### EXERCISE INSTRUCTIONS
Your task is to gather the lines below that hold the string "JSON".

[Source records]
◆ ◆ ◆ ◆

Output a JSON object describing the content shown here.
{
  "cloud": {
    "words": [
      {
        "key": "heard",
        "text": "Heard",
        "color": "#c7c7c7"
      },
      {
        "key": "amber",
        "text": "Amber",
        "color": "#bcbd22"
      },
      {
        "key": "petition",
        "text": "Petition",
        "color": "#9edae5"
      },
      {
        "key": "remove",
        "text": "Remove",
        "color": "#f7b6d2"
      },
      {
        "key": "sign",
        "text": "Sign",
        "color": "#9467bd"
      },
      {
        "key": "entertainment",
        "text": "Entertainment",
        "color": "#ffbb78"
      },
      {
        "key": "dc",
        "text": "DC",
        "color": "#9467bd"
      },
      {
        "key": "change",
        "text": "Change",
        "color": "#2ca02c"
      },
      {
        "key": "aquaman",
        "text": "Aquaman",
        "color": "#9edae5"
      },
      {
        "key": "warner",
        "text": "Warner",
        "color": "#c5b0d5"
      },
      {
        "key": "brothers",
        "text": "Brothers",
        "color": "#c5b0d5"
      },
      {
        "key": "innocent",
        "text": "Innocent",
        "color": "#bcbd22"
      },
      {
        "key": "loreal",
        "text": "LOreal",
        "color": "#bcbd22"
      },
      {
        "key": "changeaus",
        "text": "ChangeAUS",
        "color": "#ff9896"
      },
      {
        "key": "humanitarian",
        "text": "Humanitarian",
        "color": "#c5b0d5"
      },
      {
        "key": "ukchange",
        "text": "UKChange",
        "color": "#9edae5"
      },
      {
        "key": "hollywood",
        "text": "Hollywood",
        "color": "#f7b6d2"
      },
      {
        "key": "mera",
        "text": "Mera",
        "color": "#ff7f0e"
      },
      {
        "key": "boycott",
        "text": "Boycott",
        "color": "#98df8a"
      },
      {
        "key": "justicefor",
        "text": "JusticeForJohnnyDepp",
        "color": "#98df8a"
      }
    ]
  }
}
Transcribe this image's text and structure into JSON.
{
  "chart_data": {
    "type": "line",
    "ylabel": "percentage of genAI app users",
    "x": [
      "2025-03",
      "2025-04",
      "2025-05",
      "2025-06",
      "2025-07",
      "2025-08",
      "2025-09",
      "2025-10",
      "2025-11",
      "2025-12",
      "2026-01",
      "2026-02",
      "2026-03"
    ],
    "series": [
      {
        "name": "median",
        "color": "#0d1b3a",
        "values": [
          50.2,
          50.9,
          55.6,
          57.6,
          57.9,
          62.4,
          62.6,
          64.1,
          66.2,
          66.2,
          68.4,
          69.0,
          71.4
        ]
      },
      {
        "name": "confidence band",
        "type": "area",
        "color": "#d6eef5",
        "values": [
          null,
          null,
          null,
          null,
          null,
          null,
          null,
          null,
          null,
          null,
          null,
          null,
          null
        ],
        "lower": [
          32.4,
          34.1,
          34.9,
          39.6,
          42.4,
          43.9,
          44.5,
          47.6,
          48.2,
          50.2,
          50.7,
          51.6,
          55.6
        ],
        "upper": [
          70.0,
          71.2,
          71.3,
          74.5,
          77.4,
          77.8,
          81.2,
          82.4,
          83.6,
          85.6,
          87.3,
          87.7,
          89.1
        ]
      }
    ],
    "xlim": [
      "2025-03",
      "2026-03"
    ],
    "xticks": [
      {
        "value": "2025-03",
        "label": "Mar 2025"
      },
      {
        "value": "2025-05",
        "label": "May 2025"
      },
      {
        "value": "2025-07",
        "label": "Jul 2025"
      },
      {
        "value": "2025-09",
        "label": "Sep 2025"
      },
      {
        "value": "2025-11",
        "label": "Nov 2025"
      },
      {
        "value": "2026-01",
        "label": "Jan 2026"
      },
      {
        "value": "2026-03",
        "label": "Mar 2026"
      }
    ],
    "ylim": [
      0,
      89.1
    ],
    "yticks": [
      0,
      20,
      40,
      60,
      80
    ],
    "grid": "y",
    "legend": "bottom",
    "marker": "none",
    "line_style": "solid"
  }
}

◆ ◆ ◆ ◆

### THE SOLUTION
Output a JSON object describing the content shown here.
Transcribe this image's text and structure into JSON.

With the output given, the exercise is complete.